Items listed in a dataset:
BEGIN

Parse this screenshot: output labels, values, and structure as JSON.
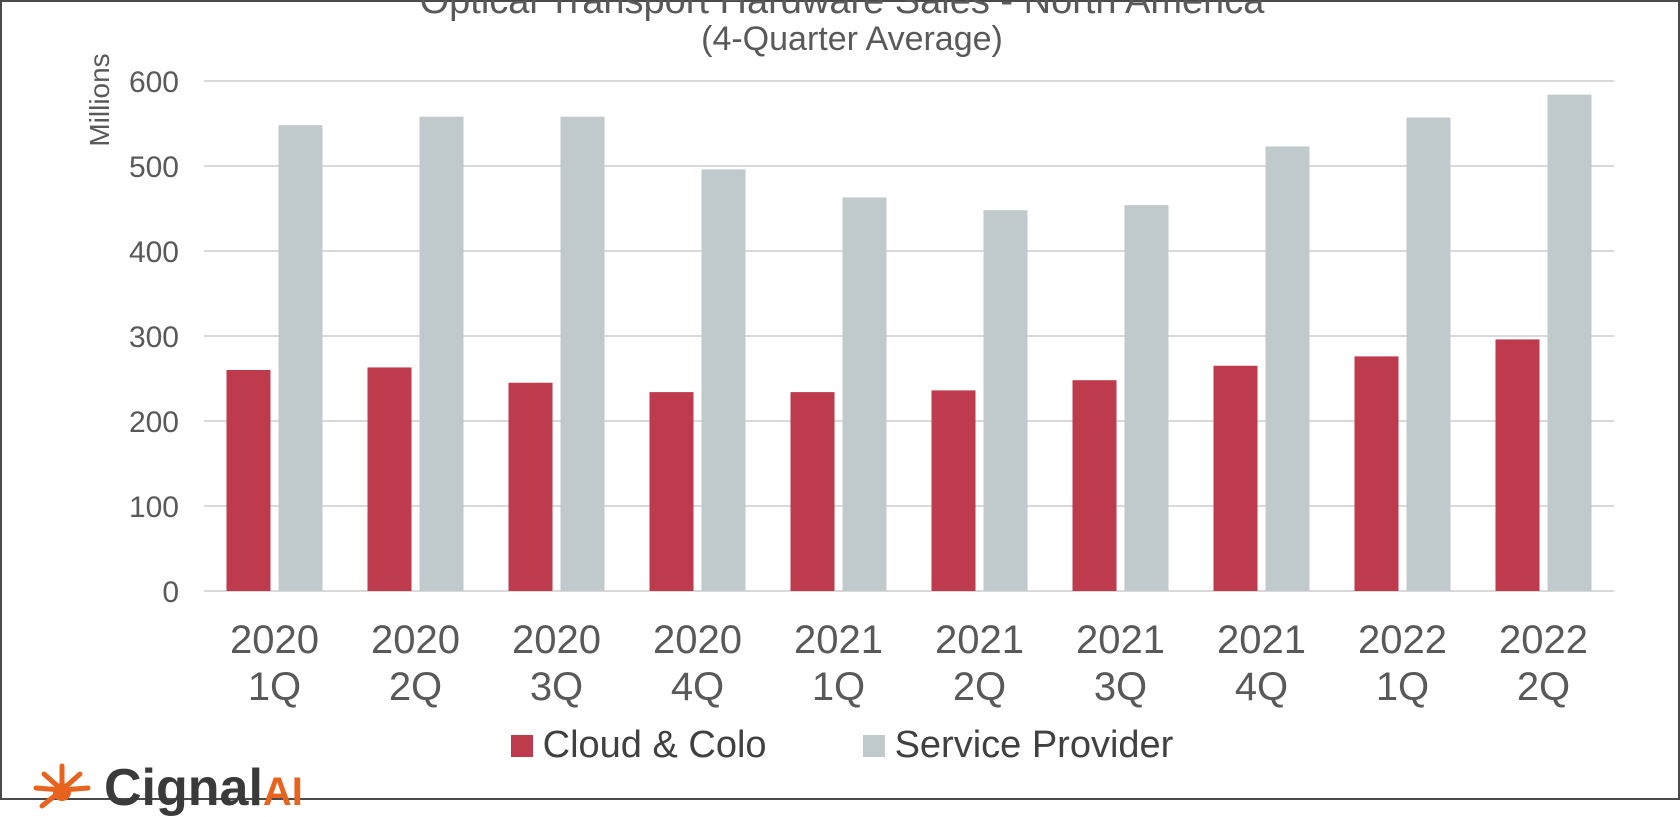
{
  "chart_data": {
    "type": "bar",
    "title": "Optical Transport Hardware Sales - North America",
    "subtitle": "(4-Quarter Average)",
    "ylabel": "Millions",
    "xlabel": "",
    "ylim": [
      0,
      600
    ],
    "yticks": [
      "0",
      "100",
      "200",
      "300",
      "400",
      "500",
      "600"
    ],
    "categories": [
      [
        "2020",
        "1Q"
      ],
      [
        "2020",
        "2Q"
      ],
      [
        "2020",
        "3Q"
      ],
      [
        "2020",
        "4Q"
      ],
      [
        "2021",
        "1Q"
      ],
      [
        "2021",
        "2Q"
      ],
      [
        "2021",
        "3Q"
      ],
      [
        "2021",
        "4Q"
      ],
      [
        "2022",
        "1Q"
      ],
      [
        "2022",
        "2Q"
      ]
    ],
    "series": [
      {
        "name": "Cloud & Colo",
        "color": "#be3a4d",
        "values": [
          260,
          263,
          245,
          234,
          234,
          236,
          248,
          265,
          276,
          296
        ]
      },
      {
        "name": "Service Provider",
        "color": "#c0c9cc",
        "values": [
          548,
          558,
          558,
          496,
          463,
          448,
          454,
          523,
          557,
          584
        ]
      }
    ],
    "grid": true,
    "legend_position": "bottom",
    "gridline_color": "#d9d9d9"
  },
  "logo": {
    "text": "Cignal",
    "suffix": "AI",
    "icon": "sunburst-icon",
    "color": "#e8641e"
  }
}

END

• _PROBLEM STATEMENT_:
Reproduce all of the material above word for word. Omit the pictures.

• _THE OUTPUT_:
Parse this screenshot: output labels, values, and structure as JSON.
{
  "chart_data": {
    "type": "bar",
    "title": "Optical Transport Hardware Sales - North America",
    "subtitle": "(4-Quarter Average)",
    "ylabel": "Millions",
    "xlabel": "",
    "ylim": [
      0,
      600
    ],
    "yticks": [
      "0",
      "100",
      "200",
      "300",
      "400",
      "500",
      "600"
    ],
    "categories": [
      [
        "2020",
        "1Q"
      ],
      [
        "2020",
        "2Q"
      ],
      [
        "2020",
        "3Q"
      ],
      [
        "2020",
        "4Q"
      ],
      [
        "2021",
        "1Q"
      ],
      [
        "2021",
        "2Q"
      ],
      [
        "2021",
        "3Q"
      ],
      [
        "2021",
        "4Q"
      ],
      [
        "2022",
        "1Q"
      ],
      [
        "2022",
        "2Q"
      ]
    ],
    "series": [
      {
        "name": "Cloud & Colo",
        "color": "#be3a4d",
        "values": [
          260,
          263,
          245,
          234,
          234,
          236,
          248,
          265,
          276,
          296
        ]
      },
      {
        "name": "Service Provider",
        "color": "#c0c9cc",
        "values": [
          548,
          558,
          558,
          496,
          463,
          448,
          454,
          523,
          557,
          584
        ]
      }
    ],
    "grid": true,
    "legend_position": "bottom",
    "gridline_color": "#d9d9d9"
  },
  "logo": {
    "text": "Cignal",
    "suffix": "AI",
    "icon": "sunburst-icon",
    "color": "#e8641e"
  }
}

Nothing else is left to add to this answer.